Records
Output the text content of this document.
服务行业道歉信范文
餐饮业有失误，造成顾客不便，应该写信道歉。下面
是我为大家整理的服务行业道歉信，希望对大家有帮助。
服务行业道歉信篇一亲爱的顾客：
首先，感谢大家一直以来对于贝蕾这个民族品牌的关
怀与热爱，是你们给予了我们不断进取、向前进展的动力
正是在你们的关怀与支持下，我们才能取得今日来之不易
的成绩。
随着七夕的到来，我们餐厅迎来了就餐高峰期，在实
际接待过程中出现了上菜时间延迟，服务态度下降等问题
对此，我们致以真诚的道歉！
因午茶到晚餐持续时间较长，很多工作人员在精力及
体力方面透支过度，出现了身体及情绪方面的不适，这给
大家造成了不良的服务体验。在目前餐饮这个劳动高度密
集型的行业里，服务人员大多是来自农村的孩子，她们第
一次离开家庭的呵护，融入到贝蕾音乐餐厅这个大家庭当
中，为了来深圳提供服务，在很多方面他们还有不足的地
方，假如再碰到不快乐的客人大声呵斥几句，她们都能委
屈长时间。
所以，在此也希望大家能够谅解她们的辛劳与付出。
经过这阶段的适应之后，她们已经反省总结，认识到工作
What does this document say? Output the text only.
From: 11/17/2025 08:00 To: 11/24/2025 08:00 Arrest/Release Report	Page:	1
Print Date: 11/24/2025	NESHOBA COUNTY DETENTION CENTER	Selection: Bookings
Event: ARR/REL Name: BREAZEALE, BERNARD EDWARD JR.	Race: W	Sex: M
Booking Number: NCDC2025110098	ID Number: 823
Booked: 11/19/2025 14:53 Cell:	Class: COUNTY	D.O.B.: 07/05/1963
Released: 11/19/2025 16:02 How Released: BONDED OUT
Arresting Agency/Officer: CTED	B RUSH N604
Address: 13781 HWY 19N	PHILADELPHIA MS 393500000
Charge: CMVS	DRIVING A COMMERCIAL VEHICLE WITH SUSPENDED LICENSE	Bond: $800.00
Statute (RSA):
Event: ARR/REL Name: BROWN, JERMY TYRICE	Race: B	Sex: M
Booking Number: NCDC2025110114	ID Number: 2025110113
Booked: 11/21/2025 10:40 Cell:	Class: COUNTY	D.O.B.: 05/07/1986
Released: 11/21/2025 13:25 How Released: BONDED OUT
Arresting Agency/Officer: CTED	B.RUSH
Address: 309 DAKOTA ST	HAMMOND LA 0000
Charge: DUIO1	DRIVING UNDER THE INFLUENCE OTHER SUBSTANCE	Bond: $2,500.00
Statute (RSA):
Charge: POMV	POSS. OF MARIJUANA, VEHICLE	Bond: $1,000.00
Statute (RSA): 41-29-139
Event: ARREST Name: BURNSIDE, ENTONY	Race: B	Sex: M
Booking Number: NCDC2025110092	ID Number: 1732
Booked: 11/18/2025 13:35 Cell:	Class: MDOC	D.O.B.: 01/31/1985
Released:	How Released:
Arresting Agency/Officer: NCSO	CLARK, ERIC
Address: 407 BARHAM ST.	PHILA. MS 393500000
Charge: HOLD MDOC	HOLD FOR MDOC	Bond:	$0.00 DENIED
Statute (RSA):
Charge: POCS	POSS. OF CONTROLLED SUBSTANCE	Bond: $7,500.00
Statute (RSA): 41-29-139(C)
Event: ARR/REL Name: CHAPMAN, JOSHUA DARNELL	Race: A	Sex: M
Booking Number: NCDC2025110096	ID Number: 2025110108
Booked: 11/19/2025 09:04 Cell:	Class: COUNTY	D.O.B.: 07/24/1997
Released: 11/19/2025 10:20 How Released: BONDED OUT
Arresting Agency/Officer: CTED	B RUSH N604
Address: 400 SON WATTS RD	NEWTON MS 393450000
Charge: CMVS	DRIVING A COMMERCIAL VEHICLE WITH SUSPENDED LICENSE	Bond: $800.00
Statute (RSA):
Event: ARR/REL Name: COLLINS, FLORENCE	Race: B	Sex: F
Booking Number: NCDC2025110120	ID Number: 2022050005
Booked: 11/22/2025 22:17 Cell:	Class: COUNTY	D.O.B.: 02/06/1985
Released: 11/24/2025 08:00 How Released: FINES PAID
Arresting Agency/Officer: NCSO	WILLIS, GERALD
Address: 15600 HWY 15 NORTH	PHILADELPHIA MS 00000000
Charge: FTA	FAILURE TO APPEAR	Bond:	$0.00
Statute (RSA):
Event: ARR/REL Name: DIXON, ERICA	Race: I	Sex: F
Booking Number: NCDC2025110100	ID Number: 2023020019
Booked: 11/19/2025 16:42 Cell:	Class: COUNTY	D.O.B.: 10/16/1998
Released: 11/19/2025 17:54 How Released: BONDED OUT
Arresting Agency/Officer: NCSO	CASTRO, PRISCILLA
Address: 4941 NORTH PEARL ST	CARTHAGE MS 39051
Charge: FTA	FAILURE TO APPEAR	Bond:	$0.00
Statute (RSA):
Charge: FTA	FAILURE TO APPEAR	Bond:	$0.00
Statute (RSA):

TASK GOAL:
Look back over the material above and state how many lines hold the word "Class". Write the number and nothing else.

OUTPUT:
6